## WHAT THIS TASK INVOLVES
Lines containing the string "におかけください" are to be collected in full.

Saved entries:

## begin

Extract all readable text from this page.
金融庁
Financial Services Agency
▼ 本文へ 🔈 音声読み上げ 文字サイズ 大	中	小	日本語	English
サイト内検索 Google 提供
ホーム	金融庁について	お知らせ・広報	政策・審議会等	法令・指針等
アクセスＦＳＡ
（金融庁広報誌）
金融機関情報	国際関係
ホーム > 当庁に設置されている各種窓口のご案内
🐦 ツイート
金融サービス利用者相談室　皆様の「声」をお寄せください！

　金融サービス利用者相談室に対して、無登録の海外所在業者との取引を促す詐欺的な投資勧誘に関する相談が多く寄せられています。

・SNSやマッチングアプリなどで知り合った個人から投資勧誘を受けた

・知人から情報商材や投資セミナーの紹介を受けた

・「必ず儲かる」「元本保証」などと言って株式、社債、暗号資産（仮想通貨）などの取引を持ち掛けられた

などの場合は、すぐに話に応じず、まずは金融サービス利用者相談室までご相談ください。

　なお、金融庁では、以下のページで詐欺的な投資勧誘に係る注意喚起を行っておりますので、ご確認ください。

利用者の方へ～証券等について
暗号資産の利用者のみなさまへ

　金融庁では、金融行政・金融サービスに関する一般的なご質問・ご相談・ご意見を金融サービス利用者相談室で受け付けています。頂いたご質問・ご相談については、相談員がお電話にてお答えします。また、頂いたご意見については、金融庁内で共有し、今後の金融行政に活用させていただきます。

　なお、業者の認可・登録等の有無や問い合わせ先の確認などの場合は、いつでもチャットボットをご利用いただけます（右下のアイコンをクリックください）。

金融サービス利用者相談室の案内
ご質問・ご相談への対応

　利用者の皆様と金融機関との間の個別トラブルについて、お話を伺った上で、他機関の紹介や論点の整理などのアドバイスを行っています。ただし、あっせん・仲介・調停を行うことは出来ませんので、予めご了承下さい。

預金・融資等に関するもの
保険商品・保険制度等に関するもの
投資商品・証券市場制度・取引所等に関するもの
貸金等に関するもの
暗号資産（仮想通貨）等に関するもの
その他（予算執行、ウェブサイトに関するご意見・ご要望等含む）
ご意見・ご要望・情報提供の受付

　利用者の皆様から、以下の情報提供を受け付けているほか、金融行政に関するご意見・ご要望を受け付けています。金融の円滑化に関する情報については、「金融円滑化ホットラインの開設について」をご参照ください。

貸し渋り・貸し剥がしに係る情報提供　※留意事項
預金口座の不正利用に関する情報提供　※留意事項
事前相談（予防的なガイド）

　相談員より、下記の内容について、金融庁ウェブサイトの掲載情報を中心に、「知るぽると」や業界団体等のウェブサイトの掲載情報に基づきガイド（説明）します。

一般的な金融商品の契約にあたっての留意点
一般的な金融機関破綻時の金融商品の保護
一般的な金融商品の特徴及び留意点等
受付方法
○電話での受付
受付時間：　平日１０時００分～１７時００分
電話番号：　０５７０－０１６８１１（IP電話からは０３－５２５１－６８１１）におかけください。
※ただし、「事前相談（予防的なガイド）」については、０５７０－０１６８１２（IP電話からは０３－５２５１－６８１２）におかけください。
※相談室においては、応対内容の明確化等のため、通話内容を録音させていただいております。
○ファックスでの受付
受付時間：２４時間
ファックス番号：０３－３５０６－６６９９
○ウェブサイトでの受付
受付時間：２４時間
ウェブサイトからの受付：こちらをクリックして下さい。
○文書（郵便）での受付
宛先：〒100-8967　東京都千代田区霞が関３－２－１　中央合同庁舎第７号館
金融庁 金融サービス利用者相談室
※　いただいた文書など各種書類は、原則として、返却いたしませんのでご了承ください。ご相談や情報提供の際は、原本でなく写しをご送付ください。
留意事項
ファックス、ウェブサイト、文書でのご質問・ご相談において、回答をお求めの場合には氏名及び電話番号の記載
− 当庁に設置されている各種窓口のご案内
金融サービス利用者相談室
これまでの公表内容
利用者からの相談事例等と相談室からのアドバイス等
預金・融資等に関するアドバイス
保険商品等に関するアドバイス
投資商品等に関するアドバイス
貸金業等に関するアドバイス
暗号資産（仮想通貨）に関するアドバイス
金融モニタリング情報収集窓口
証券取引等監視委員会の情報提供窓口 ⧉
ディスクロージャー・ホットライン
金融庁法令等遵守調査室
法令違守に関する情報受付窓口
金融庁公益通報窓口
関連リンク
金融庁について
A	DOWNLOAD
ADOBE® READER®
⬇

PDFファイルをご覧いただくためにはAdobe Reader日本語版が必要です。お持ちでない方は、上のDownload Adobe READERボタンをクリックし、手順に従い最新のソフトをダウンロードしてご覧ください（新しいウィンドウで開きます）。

## end

## SOLUTION FOR THIS EXERCISE
電話番号：　０５７０－０１６８１１（IP電話からは０３－５２５１－６８１１）におかけください。
※ただし、「事前相談（予防的なガイド）」については、０５７０－０１６８１２（IP電話からは０３－５２５１－６８１２）におかけください。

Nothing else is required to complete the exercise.